## Begin Task data

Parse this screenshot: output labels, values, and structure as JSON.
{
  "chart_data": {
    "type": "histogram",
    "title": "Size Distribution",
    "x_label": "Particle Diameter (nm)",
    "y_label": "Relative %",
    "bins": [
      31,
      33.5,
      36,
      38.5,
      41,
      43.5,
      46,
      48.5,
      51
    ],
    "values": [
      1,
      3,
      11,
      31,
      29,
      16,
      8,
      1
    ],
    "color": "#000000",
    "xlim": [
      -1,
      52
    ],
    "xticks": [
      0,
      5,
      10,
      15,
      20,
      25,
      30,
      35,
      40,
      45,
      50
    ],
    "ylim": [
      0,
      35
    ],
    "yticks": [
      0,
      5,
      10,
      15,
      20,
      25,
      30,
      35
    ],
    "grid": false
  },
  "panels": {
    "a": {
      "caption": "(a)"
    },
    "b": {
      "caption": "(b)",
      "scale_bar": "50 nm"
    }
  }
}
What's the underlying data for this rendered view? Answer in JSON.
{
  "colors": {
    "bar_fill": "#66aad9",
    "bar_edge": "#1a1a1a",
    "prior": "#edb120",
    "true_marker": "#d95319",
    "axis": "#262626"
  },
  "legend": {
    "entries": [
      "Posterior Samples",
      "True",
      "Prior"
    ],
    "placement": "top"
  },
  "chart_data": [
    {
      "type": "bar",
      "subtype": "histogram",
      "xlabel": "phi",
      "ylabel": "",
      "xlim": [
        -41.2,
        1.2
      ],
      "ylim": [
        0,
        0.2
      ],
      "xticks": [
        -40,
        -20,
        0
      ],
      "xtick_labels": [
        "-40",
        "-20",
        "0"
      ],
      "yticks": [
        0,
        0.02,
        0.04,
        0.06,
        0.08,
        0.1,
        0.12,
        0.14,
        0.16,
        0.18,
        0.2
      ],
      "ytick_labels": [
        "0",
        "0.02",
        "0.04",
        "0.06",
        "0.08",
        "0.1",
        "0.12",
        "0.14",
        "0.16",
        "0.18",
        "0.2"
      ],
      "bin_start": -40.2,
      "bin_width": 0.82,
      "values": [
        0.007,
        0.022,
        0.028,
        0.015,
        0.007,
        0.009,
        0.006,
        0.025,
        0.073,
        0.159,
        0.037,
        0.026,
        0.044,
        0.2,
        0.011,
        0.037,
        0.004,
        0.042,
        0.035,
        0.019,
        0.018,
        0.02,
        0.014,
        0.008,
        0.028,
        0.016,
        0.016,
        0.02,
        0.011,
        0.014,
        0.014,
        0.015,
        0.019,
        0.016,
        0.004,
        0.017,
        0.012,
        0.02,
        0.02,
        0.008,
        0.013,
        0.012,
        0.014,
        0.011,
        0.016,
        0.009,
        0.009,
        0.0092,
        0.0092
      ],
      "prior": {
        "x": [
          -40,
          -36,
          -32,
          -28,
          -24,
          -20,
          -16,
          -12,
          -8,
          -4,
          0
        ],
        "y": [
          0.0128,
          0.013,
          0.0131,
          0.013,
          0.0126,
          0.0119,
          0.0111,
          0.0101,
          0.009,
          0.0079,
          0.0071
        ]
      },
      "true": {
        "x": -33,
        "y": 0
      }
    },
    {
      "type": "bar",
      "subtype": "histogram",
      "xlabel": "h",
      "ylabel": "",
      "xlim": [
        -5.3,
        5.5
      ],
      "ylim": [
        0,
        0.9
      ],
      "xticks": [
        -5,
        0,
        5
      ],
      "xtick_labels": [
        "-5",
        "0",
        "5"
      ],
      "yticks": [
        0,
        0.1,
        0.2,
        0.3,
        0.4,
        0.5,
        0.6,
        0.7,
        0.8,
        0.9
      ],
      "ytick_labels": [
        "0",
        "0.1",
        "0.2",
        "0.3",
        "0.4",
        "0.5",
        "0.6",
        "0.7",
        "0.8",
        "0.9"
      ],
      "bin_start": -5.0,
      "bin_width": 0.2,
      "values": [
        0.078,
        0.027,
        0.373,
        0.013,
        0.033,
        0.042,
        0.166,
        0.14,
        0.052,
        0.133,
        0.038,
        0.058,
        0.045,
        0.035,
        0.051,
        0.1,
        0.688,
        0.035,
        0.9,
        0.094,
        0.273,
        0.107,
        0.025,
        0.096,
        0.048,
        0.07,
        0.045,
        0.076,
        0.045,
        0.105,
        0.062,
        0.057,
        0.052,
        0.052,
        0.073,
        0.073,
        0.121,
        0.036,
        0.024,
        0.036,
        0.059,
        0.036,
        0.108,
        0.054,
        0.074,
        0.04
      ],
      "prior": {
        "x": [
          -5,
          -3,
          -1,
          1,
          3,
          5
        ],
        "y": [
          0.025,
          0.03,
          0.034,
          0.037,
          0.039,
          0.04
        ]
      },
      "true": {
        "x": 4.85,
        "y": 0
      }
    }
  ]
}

## End Task data

- _What to do_:
Extract the listing in its entirety and repeat it exactly.

- _Expected answer_:
Parse this screenshot: output labels, values, and structure as JSON.
{
  "chart_data": {
    "type": "histogram",
    "title": "Size Distribution",
    "x_label": "Particle Diameter (nm)",
    "y_label": "Relative %",
    "bins": [
      31,
      33.5,
      36,
      38.5,
      41,
      43.5,
      46,
      48.5,
      51
    ],
    "values": [
      1,
      3,
      11,
      31,
      29,
      16,
      8,
      1
    ],
    "color": "#000000",
    "xlim": [
      -1,
      52
    ],
    "xticks": [
      0,
      5,
      10,
      15,
      20,
      25,
      30,
      35,
      40,
      45,
      50
    ],
    "ylim": [
      0,
      35
    ],
    "yticks": [
      0,
      5,
      10,
      15,
      20,
      25,
      30,
      35
    ],
    "grid": false
  },
  "panels": {
    "a": {
      "caption": "(a)"
    },
    "b": {
      "caption": "(b)",
      "scale_bar": "50 nm"
    }
  }
}
What's the underlying data for this rendered view? Answer in JSON.
{
  "colors": {
    "bar_fill": "#66aad9",
    "bar_edge": "#1a1a1a",
    "prior": "#edb120",
    "true_marker": "#d95319",
    "axis": "#262626"
  },
  "legend": {
    "entries": [
      "Posterior Samples",
      "True",
      "Prior"
    ],
    "placement": "top"
  },
  "chart_data": [
    {
      "type": "bar",
      "subtype": "histogram",
      "xlabel": "phi",
      "ylabel": "",
      "xlim": [
        -41.2,
        1.2
      ],
      "ylim": [
        0,
        0.2
      ],
      "xticks": [
        -40,
        -20,
        0
      ],
      "xtick_labels": [
        "-40",
        "-20",
        "0"
      ],
      "yticks": [
        0,
        0.02,
        0.04,
        0.06,
        0.08,
        0.1,
        0.12,
        0.14,
        0.16,
        0.18,
        0.2
      ],
      "ytick_labels": [
        "0",
        "0.02",
        "0.04",
        "0.06",
        "0.08",
        "0.1",
        "0.12",
        "0.14",
        "0.16",
        "0.18",
        "0.2"
      ],
      "bin_start": -40.2,
      "bin_width": 0.82,
      "values": [
        0.007,
        0.022,
        0.028,
        0.015,
        0.007,
        0.009,
        0.006,
        0.025,
        0.073,
        0.159,
        0.037,
        0.026,
        0.044,
        0.2,
        0.011,
        0.037,
        0.004,
        0.042,
        0.035,
        0.019,
        0.018,
        0.02,
        0.014,
        0.008,
        0.028,
        0.016,
        0.016,
        0.02,
        0.011,
        0.014,
        0.014,
        0.015,
        0.019,
        0.016,
        0.004,
        0.017,
        0.012,
        0.02,
        0.02,
        0.008,
        0.013,
        0.012,
        0.014,
        0.011,
        0.016,
        0.009,
        0.009,
        0.0092,
        0.0092
      ],
      "prior": {
        "x": [
          -40,
          -36,
          -32,
          -28,
          -24,
          -20,
          -16,
          -12,
          -8,
          -4,
          0
        ],
        "y": [
          0.0128,
          0.013,
          0.0131,
          0.013,
          0.0126,
          0.0119,
          0.0111,
          0.0101,
          0.009,
          0.0079,
          0.0071
        ]
      },
      "true": {
        "x": -33,
        "y": 0
      }
    },
    {
      "type": "bar",
      "subtype": "histogram",
      "xlabel": "h",
      "ylabel": "",
      "xlim": [
        -5.3,
        5.5
      ],
      "ylim": [
        0,
        0.9
      ],
      "xticks": [
        -5,
        0,
        5
      ],
      "xtick_labels": [
        "-5",
        "0",
        "5"
      ],
      "yticks": [
        0,
        0.1,
        0.2,
        0.3,
        0.4,
        0.5,
        0.6,
        0.7,
        0.8,
        0.9
      ],
      "ytick_labels": [
        "0",
        "0.1",
        "0.2",
        "0.3",
        "0.4",
        "0.5",
        "0.6",
        "0.7",
        "0.8",
        "0.9"
      ],
      "bin_start": -5.0,
      "bin_width": 0.2,
      "values": [
        0.078,
        0.027,
        0.373,
        0.013,
        0.033,
        0.042,
        0.166,
        0.14,
        0.052,
        0.133,
        0.038,
        0.058,
        0.045,
        0.035,
        0.051,
        0.1,
        0.688,
        0.035,
        0.9,
        0.094,
        0.273,
        0.107,
        0.025,
        0.096,
        0.048,
        0.07,
        0.045,
        0.076,
        0.045,
        0.105,
        0.062,
        0.057,
        0.052,
        0.052,
        0.073,
        0.073,
        0.121,
        0.036,
        0.024,
        0.036,
        0.059,
        0.036,
        0.108,
        0.054,
        0.074,
        0.04
      ],
      "prior": {
        "x": [
          -5,
          -3,
          -1,
          1,
          3,
          5
        ],
        "y": [
          0.025,
          0.03,
          0.034,
          0.037,
          0.039,
          0.04
        ]
      },
      "true": {
        "x": 4.85,
        "y": 0
      }
    }
  ]
}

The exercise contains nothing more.